# SHORT TASK 1:
Answer each question from the forum thread about a friend who is always broke, one line per answer:
(a) For how long has the poster been friends with this friend?
(b) Where does the friend's son stay?
(c) Which free activities does KFree907 suggest?
# SHORT TASK 2:
Carry the forum thread about a friend who is always broke onward from its final sentence.

Do you have one of these friends??

alright ladies time for alittle venting....

i have a friend that i have been friends with for over 7yrs and i love her too death she is really a true friend....however there are alot of times i want to go do something like hang out or go shopping...you know some girls time out but ummmm she always broke..i know what you thinking...yes she does have a pretty good job, she does has a son but he stays back in jamaica with her parents, and she only has a bf. we are not doing anything expensive i think she is just frugal or something...so it can kinda put a damper on the friendship because yes i have paid her way many of times for many different things...pedi/mani, eating, coffee and etc. no, i don't feel like she is using me in any way. but it does cause me to not want to hang around her as much because you can only do so much free stuff in these days.....am i been to hard on her or expecting too much. i have tried to talk to her about this before ...you don't think this is grounds to end a friendship do you? because it is hard to find good friends...what would you do?

 
mztxdelta

Asked by mztxdelta at 10:21 AM on Mar. 16, 2011 in Relationships

Level 14 (1,559 Credits)
This question is closed.
Answers (17)
  • i wouldn't end the friendship, but i wouldn't be paying for her way all the time, either. if she never pays her way, or always has an excuse (until you offer to pay...hinthint!), she is using you. she may be a nice person, but maybe she's gotten used to getting stuff from you.
    if and when she's ready to do her part, tow her own load, she'll call you or accept an invite.
    but i'd cut the cash now. that's probably causing you to harbor ill feelings, although you don't want to admit it. i know..i had a friend like that, and i really liked her. but come on..she afforded things she wanted to afford, and i was no fool.
    you aren't either.
    dullscissors

    Answer by dullscissors at 10:26 AM on Mar. 16, 2011

  • Do free things with her, park, picnic, girly movies popcorn and drinks, so you can catch up. If you can't enjoy free time together then maybe she is not a real friend.

    Leave the pedi's and everything else to a friend that can keep up with you, because in the mean time you are spending and she is saving. So who is in the winners table - I am not being mean or anything. Just honest. She might just be frugal but your paying for it.

    You can't always treat her, it is very sweet of you but she has to understand too. If she is a real friend she is not going anywhere and would love to watch girly movies at home, munch and just chat.
    KFree907

    Answer by KFree907 at 10:27 AM on Mar. 16, 2011

  • If I had a friend willing to dump me over the fact I can't afford to do some of the things she liked. I would drop her like a bad habit.
    Anonymous

    Answer by Anonymous at 10:24 AM on Mar. 16, 2011

  • I wouldnt drop anyone for that. I have both been that friend and had friends like that. I paid for my best friends dd to go into cheer with my dd because it was the right thing to do. I have also had friends pay for things for me because I was broke myself. Without knowing someones financial situation its hard to imagine dumping a friend bc of it. Maybe she doesnt want to tell you she has credit card debt shes paying, student loans, or whatever. That could be why shes frugal.

# INFORMATION SHOWN:
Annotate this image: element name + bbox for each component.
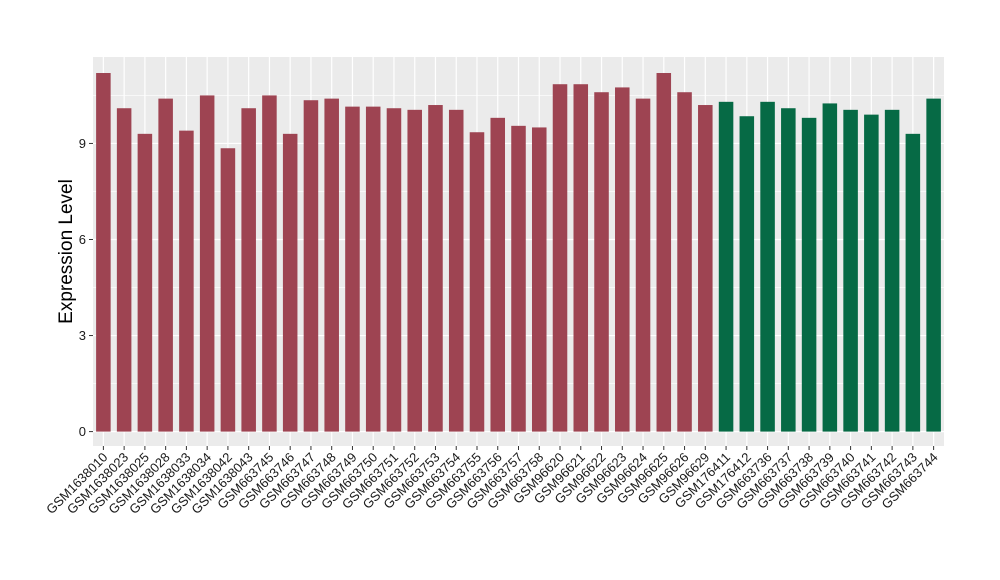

# ANSWER 1:
(a) Over seven years.
(b) Back in Jamaica, with the friend's parents.
(c) The park, a picnic, and girly movies with popcorn and drinks.

# ANSWER 2:
    gemgem

    Answer by gemgem at 10:27 AM on Mar. 16, 2011

  • I wouldn't dump her as a friend, but I would stop paying for everything. I am one of those friends that if I have to spend money I tend not to go do things, but I will not let friends pay my way and if I do, I pay next time. I agree with KFree... it's fun to sit at home and watch movies, or just chat with munchies...it makes you closer too. Good Luck.
    kitchenwitch78

    Answer by kitchenwitch78 at 10:29 AM on Mar. 16, 2011

  • If she is really a true friend as you say you do not want to drop her over this. Try doing things she can afford. Good friends are worth the effort. I would stop paying for things too.
    tiddliwinks

    Answer by tiddliwinks at 10:30 AM on Mar. 16, 2011

  • I had a friend like that. She worked and I was a sahm and she expected free drinks just because she was divorced and had three kids. I was ok with it at first but then i noticed she kept asking me to go out so I could buy her drinks and have her vent about her boy toys. I was done with it and I miss her jokes and laughs but not at my expense! Just remember you don't have S-U-C-K-E-R printed across your forehead.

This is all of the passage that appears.